* _What to work on_
Write the records out again, precisely as they stand.

[Data records]

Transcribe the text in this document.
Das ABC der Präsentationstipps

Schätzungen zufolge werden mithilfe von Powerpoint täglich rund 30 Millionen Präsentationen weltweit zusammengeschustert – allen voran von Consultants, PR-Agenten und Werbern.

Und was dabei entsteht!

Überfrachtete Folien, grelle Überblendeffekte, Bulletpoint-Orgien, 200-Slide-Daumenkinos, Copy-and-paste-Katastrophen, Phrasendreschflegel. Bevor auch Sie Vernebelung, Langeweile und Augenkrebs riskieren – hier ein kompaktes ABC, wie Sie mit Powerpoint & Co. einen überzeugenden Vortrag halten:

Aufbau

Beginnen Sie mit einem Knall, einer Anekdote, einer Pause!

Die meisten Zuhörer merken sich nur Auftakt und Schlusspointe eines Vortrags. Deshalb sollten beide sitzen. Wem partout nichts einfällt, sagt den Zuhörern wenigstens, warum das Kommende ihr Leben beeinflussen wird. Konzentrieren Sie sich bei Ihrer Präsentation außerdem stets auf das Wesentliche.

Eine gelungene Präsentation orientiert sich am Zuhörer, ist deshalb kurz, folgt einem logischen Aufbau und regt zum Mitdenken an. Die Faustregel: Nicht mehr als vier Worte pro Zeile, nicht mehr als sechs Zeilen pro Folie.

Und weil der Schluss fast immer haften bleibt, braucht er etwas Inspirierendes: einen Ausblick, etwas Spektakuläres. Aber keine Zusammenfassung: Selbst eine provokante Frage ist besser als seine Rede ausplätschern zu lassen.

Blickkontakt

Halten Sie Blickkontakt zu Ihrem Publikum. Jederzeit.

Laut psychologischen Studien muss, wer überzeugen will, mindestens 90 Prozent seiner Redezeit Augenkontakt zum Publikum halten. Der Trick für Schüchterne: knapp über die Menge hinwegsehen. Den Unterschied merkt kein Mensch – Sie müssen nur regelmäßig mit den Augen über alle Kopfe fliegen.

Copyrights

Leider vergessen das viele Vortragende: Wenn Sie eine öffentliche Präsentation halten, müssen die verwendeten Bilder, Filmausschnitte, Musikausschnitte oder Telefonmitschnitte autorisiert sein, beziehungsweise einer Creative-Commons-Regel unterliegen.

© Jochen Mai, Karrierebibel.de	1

* _Written response_
Transcribe the text in this document.
Das ABC der Präsentationstipps

Schätzungen zufolge werden mithilfe von Powerpoint täglich rund 30 Millionen Präsentationen weltweit zusammengeschustert – allen voran von Consultants, PR-Agenten und Werbern.

Und was dabei entsteht!

Überfrachtete Folien, grelle Überblendeffekte, Bulletpoint-Orgien, 200-Slide-Daumenkinos, Copy-and-paste-Katastrophen, Phrasendreschflegel. Bevor auch Sie Vernebelung, Langeweile und Augenkrebs riskieren – hier ein kompaktes ABC, wie Sie mit Powerpoint & Co. einen überzeugenden Vortrag halten:

Aufbau

Beginnen Sie mit einem Knall, einer Anekdote, einer Pause!

Die meisten Zuhörer merken sich nur Auftakt und Schlusspointe eines Vortrags. Deshalb sollten beide sitzen. Wem partout nichts einfällt, sagt den Zuhörern wenigstens, warum das Kommende ihr Leben beeinflussen wird. Konzentrieren Sie sich bei Ihrer Präsentation außerdem stets auf das Wesentliche.

Eine gelungene Präsentation orientiert sich am Zuhörer, ist deshalb kurz, folgt einem logischen Aufbau und regt zum Mitdenken an. Die Faustregel: Nicht mehr als vier Worte pro Zeile, nicht mehr als sechs Zeilen pro Folie.

Und weil der Schluss fast immer haften bleibt, braucht er etwas Inspirierendes: einen Ausblick, etwas Spektakuläres. Aber keine Zusammenfassung: Selbst eine provokante Frage ist besser als seine Rede ausplätschern zu lassen.

Blickkontakt

Halten Sie Blickkontakt zu Ihrem Publikum. Jederzeit.

Laut psychologischen Studien muss, wer überzeugen will, mindestens 90 Prozent seiner Redezeit Augenkontakt zum Publikum halten. Der Trick für Schüchterne: knapp über die Menge hinwegsehen. Den Unterschied merkt kein Mensch – Sie müssen nur regelmäßig mit den Augen über alle Kopfe fliegen.

Copyrights

Leider vergessen das viele Vortragende: Wenn Sie eine öffentliche Präsentation halten, müssen die verwendeten Bilder, Filmausschnitte, Musikausschnitte oder Telefonmitschnitte autorisiert sein, beziehungsweise einer Creative-Commons-Regel unterliegen.

© Jochen Mai, Karrierebibel.de	1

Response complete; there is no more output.